--- Records provided ---

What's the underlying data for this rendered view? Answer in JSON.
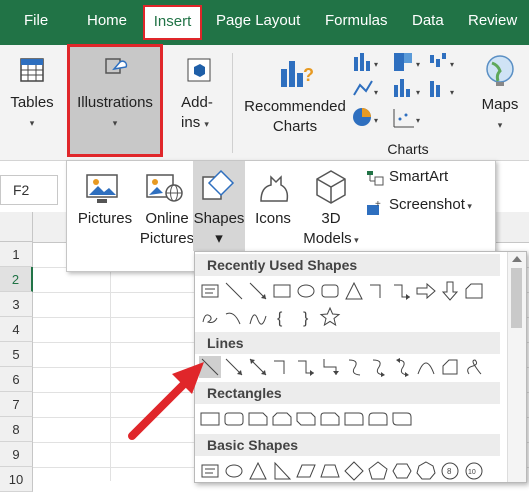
{
  "tabs": [
    "File",
    "Home",
    "Insert",
    "Page Layout",
    "Formulas",
    "Data",
    "Review"
  ],
  "ribbon": {
    "tables": "Tables",
    "illustrations": "Illustrations",
    "addins_1": "Add-",
    "addins_2": "ins",
    "recommended_1": "Recommended",
    "recommended_2": "Charts",
    "charts": "Charts",
    "maps": "Maps"
  },
  "namebox": "F2",
  "rows": [
    "1",
    "2",
    "3",
    "4",
    "5",
    "6",
    "7",
    "8",
    "9",
    "10"
  ],
  "illustrations_menu": {
    "pictures": "Pictures",
    "online_1": "Online",
    "online_2": "Pictures",
    "shapes": "Shapes",
    "icons": "Icons",
    "models_1": "3D",
    "models_2": "Models",
    "smartart": "SmartArt",
    "screenshot": "Screenshot"
  },
  "shapes_panel": {
    "recent": "Recently Used Shapes",
    "lines": "Lines",
    "rectangles": "Rectangles",
    "basic": "Basic Shapes"
  },
  "colors": {
    "accent": "#217346",
    "highlight": "#e0262a"
  }
}
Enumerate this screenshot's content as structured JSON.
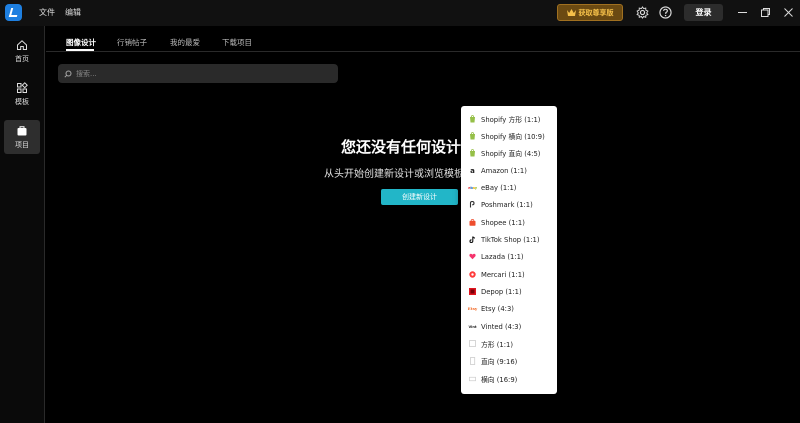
{
  "titlebar": {
    "menu": [
      "文件",
      "编辑"
    ],
    "premium_label": "获取尊享版",
    "login_label": "登录"
  },
  "sidebar": {
    "items": [
      {
        "label": "首页",
        "icon": "home-icon"
      },
      {
        "label": "模板",
        "icon": "grid-icon"
      },
      {
        "label": "项目",
        "icon": "briefcase-icon",
        "active": true
      }
    ]
  },
  "tabs": [
    "图像设计",
    "行销帖子",
    "我的最爱",
    "下载项目"
  ],
  "search": {
    "placeholder": "搜索..."
  },
  "empty_state": {
    "title": "您还没有任何设计",
    "subtitle": "从头开始创建新设计或浏览模板",
    "create_button": "创建新设计"
  },
  "dropdown": {
    "items": [
      {
        "label": "Shopify 方形 (1:1)",
        "icon": "shopify-icon",
        "color": "#95bf47"
      },
      {
        "label": "Shopify 横向 (10:9)",
        "icon": "shopify-icon",
        "color": "#95bf47"
      },
      {
        "label": "Shopify 直向 (4:5)",
        "icon": "shopify-icon",
        "color": "#95bf47"
      },
      {
        "label": "Amazon (1:1)",
        "icon": "amazon-icon",
        "color": "#222222"
      },
      {
        "label": "eBay (1:1)",
        "icon": "ebay-icon",
        "color": "#e53238"
      },
      {
        "label": "Poshmark (1:1)",
        "icon": "poshmark-icon",
        "color": "#7f0353"
      },
      {
        "label": "Shopee (1:1)",
        "icon": "shopee-icon",
        "color": "#ee4d2d"
      },
      {
        "label": "TikTok Shop (1:1)",
        "icon": "tiktok-icon",
        "color": "#111111"
      },
      {
        "label": "Lazada (1:1)",
        "icon": "lazada-icon",
        "color": "#f5336c"
      },
      {
        "label": "Mercari (1:1)",
        "icon": "mercari-icon",
        "color": "#ff3b3b"
      },
      {
        "label": "Depop (1:1)",
        "icon": "depop-icon",
        "color": "#e0141e"
      },
      {
        "label": "Etsy (4:3)",
        "icon": "etsy-icon",
        "color": "#f1641e"
      },
      {
        "label": "Vinted (4:3)",
        "icon": "vinted-icon",
        "color": "#222222"
      },
      {
        "label": "方形 (1:1)",
        "icon": "square-outline-icon",
        "color": "#cccccc"
      },
      {
        "label": "直向 (9:16)",
        "icon": "portrait-outline-icon",
        "color": "#cccccc"
      },
      {
        "label": "横向 (16:9)",
        "icon": "landscape-outline-icon",
        "color": "#cccccc"
      }
    ]
  }
}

---

▸ Problem statement
Identify how many lines in the entries above include the string "Pictures", then state that number alone.

▸ The solution
2